■ Task to carry out ■
Restate the data exactly as given and keep the pictures out.

►

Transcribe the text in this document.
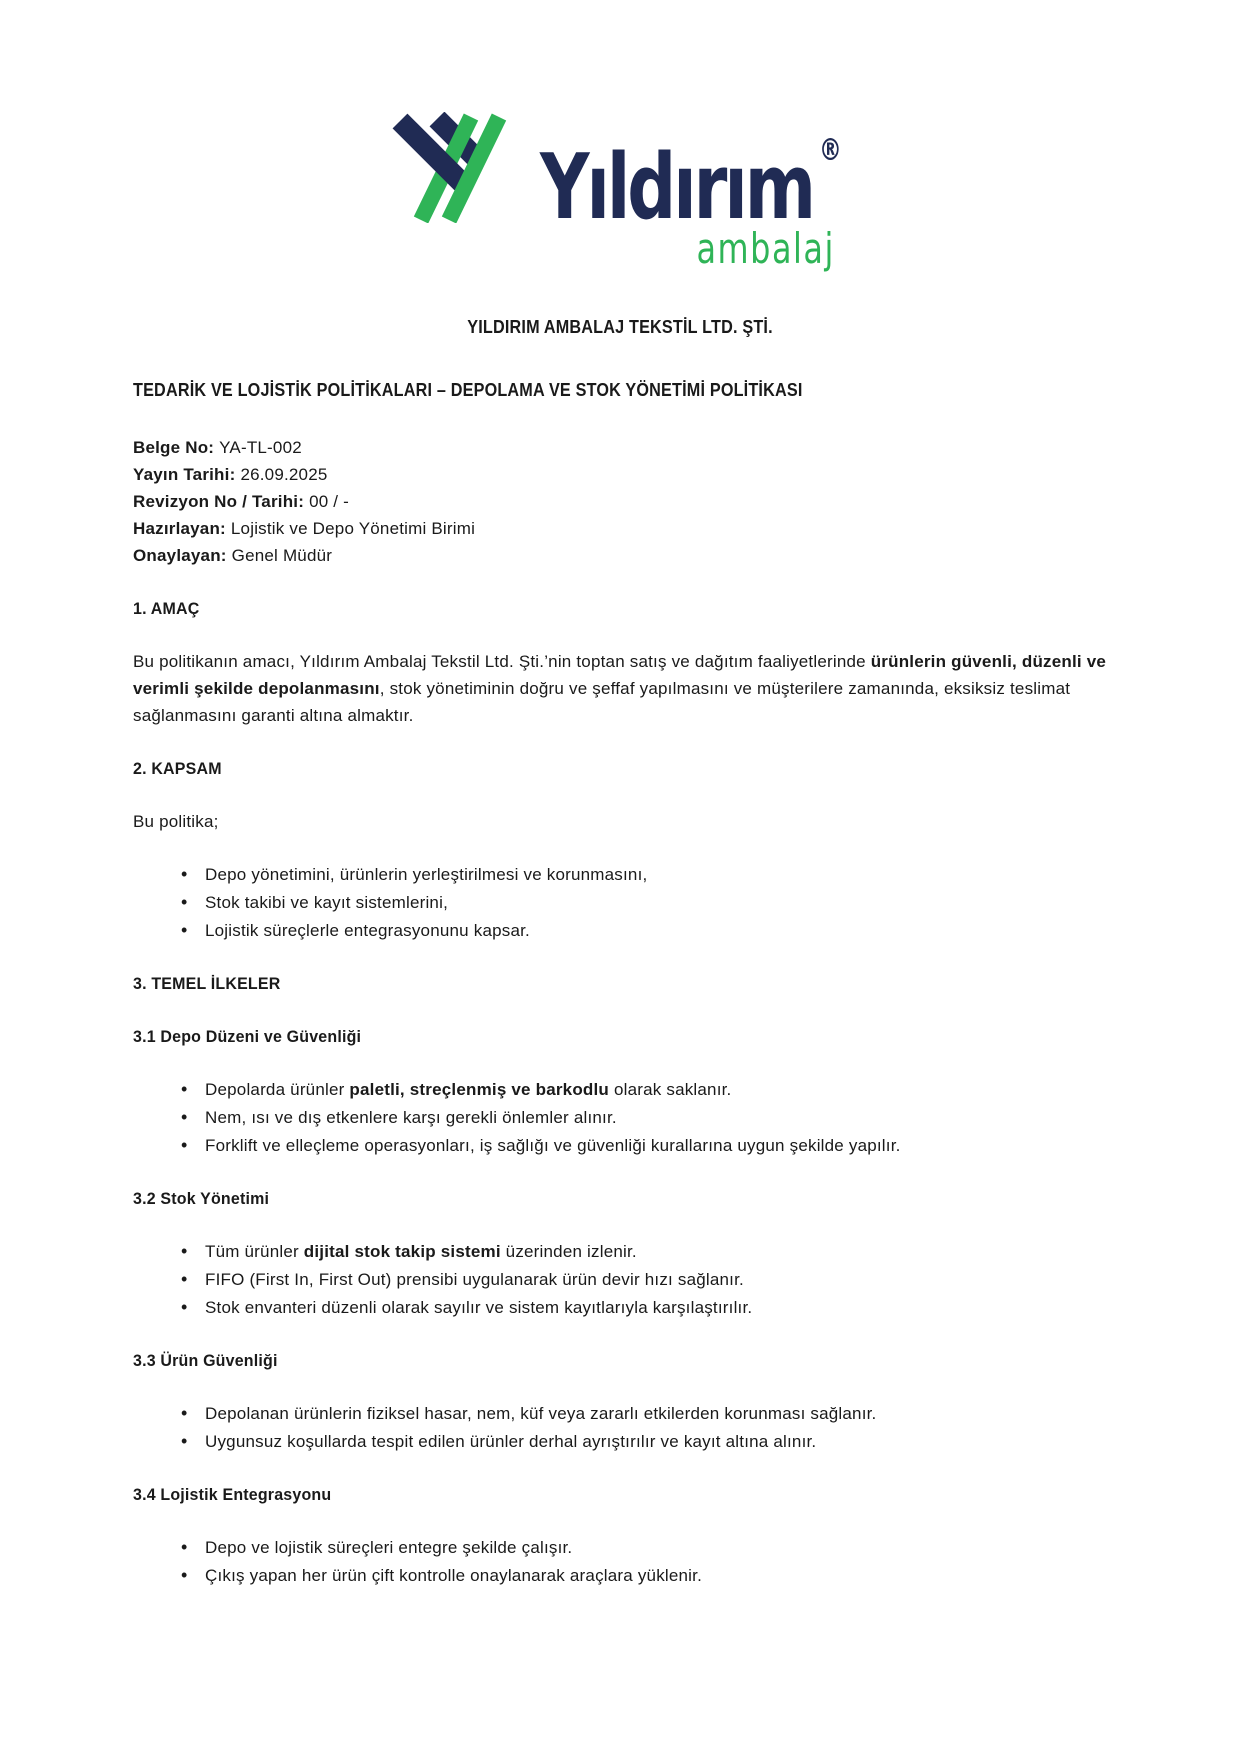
Yıldırım ®
ambalaj
YILDIRIM AMBALAJ TEKSTİL LTD. ŞTİ.
TEDARİK VE LOJİSTİK POLİTİKALARI – DEPOLAMA VE STOK YÖNETİMİ POLİTİKASI
Belge No: YA-TL-002
Yayın Tarihi: 26.09.2025
Revizyon No / Tarihi: 00 / -
Hazırlayan: Lojistik ve Depo Yönetimi Birimi
Onaylayan: Genel Müdür
1. AMAÇ

Bu politikanın amacı, Yıldırım Ambalaj Tekstil Ltd. Şti.’nin toptan satış ve dağıtım faaliyetlerinde ürünlerin güvenli, düzenli ve verimli şekilde depolanmasını, stok yönetiminin doğru ve şeffaf yapılmasını ve müşterilere zamanında, eksiksiz teslimat sağlanmasını garanti altına almaktır.

2. KAPSAM

Bu politika;

• Depo yönetimini, ürünlerin yerleştirilmesi ve korunmasını,
• Stok takibi ve kayıt sistemlerini,
• Lojistik süreçlerle entegrasyonunu kapsar.
3. TEMEL İLKELER
3.1 Depo Düzeni ve Güvenliği
• Depolarda ürünler paletli, streçlenmiş ve barkodlu olarak saklanır.
• Nem, ısı ve dış etkenlere karşı gerekli önlemler alınır.
• Forklift ve elleçleme operasyonları, iş sağlığı ve güvenliği kurallarına uygun şekilde yapılır.
3.2 Stok Yönetimi
• Tüm ürünler dijital stok takip sistemi üzerinden izlenir.
• FIFO (First In, First Out) prensibi uygulanarak ürün devir hızı sağlanır.
• Stok envanteri düzenli olarak sayılır ve sistem kayıtlarıyla karşılaştırılır.
3.3 Ürün Güvenliği
• Depolanan ürünlerin fiziksel hasar, nem, küf veya zararlı etkilerden korunması sağlanır.
• Uygunsuz koşullarda tespit edilen ürünler derhal ayrıştırılır ve kayıt altına alınır.
3.4 Lojistik Entegrasyonu
• Depo ve lojistik süreçleri entegre şekilde çalışır.
• Çıkış yapan her ürün çift kontrolle onaylanarak araçlara yüklenir.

◄

■ Response to this task ■
Transcribe the text in this document.
Yıldırım ®
ambalaj
YILDIRIM AMBALAJ TEKSTİL LTD. ŞTİ.
TEDARİK VE LOJİSTİK POLİTİKALARI – DEPOLAMA VE STOK YÖNETİMİ POLİTİKASI
Belge No: YA-TL-002
Yayın Tarihi: 26.09.2025
Revizyon No / Tarihi: 00 / -
Hazırlayan: Lojistik ve Depo Yönetimi Birimi
Onaylayan: Genel Müdür
1. AMAÇ

Bu politikanın amacı, Yıldırım Ambalaj Tekstil Ltd. Şti.’nin toptan satış ve dağıtım faaliyetlerinde ürünlerin güvenli, düzenli ve verimli şekilde depolanmasını, stok yönetiminin doğru ve şeffaf yapılmasını ve müşterilere zamanında, eksiksiz teslimat sağlanmasını garanti altına almaktır.

2. KAPSAM

Bu politika;

• Depo yönetimini, ürünlerin yerleştirilmesi ve korunmasını,
• Stok takibi ve kayıt sistemlerini,
• Lojistik süreçlerle entegrasyonunu kapsar.
3. TEMEL İLKELER
3.1 Depo Düzeni ve Güvenliği
• Depolarda ürünler paletli, streçlenmiş ve barkodlu olarak saklanır.
• Nem, ısı ve dış etkenlere karşı gerekli önlemler alınır.
• Forklift ve elleçleme operasyonları, iş sağlığı ve güvenliği kurallarına uygun şekilde yapılır.
3.2 Stok Yönetimi
• Tüm ürünler dijital stok takip sistemi üzerinden izlenir.
• FIFO (First In, First Out) prensibi uygulanarak ürün devir hızı sağlanır.
• Stok envanteri düzenli olarak sayılır ve sistem kayıtlarıyla karşılaştırılır.
3.3 Ürün Güvenliği
• Depolanan ürünlerin fiziksel hasar, nem, küf veya zararlı etkilerden korunması sağlanır.
• Uygunsuz koşullarda tespit edilen ürünler derhal ayrıştırılır ve kayıt altına alınır.
3.4 Lojistik Entegrasyonu
• Depo ve lojistik süreçleri entegre şekilde çalışır.
• Çıkış yapan her ürün çift kontrolle onaylanarak araçlara yüklenir.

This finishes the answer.